::: Data section :::

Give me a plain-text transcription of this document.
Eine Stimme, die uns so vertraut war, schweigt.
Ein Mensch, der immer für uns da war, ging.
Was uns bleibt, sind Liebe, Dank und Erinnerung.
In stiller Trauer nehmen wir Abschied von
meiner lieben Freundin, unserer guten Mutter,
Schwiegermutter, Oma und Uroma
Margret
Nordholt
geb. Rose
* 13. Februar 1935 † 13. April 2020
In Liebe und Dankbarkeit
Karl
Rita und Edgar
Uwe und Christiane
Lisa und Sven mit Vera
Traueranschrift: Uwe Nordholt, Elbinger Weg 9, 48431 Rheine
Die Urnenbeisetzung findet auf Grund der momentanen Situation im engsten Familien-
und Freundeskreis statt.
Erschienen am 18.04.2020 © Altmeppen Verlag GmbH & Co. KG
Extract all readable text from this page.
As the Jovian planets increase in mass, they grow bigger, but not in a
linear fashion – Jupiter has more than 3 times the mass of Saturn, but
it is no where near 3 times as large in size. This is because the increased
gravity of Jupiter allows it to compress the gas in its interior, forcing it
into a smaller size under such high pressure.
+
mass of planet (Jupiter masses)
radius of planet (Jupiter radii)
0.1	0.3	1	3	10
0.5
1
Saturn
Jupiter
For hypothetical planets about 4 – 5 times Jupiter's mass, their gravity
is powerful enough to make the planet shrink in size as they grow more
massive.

:::

▶ **Aim of the task**: Looking at the listing above, how many of its lines contain the string "grow"? Give the number alone.

▶ **Exercise output**: 2